EXCERPTED RECORDS

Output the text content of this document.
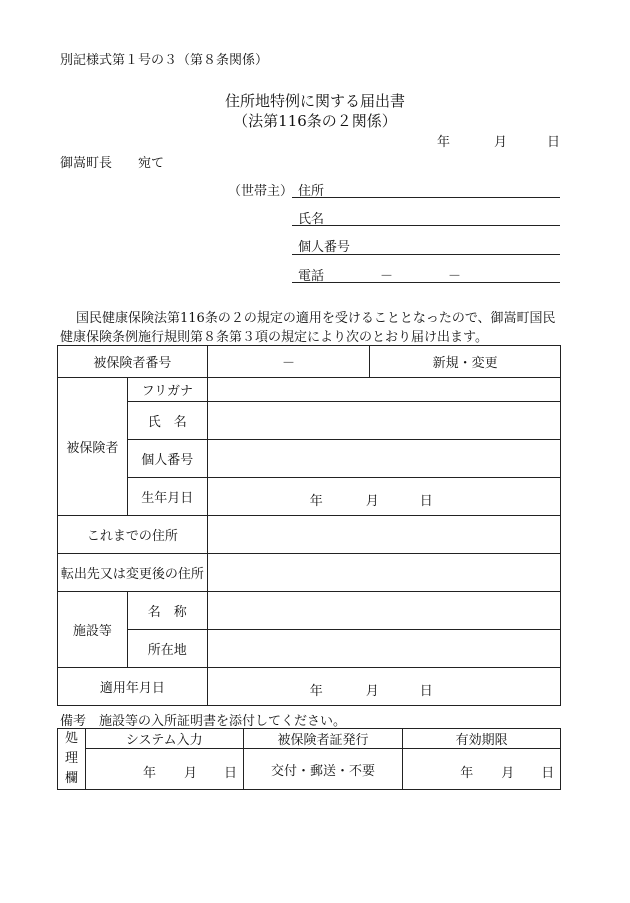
別記様式第１号の３（第８条関係）
住所地特例に関する届出書
（法第116条の２関係）
年	月	日
御嵩町長　　宛て
（世帯主） 住所
氏名
個人番号
電話	－	－
国民健康保険法第116条の２の規定の適用を受けることとなったので、御嵩町国民
健康保険条例施行規則第８条第３項の規定により次のとおり届け出ます。
被保険者番号		－	新規・変更
被保険者	フリガナ		
	氏　名		
	個人番号		
	生年月日	年 月 日	

これまでの住所			
転出先又は変更後の住所			
施設等	名　称		
	所在地		
適用年月日		年 月 日	
備考　施設等の入所証明書を添付してください。
処
理
欄	システム入力	被保険者証発行	有効期限

	年 月 日	交付・郵送・不要	年 月 日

DIRECTION
All of the data above should be transcribed verbatim, with pictures omitted.

CORRECT RESULT
Output the text content of this document.
別記様式第１号の３（第８条関係）
住所地特例に関する届出書
（法第116条の２関係）
年	月	日
御嵩町長　　宛て
（世帯主） 住所
氏名
個人番号
電話	－	－
国民健康保険法第116条の２の規定の適用を受けることとなったので、御嵩町国民
健康保険条例施行規則第８条第３項の規定により次のとおり届け出ます。
被保険者番号		－	新規・変更
被保険者	フリガナ		
	氏　名		
	個人番号		
	生年月日	年 月 日	

これまでの住所			
転出先又は変更後の住所			
施設等	名　称		
	所在地		
適用年月日		年 月 日	
備考　施設等の入所証明書を添付してください。
処
理
欄	システム入力	被保険者証発行	有効期限

	年 月 日	交付・郵送・不要	年 月 日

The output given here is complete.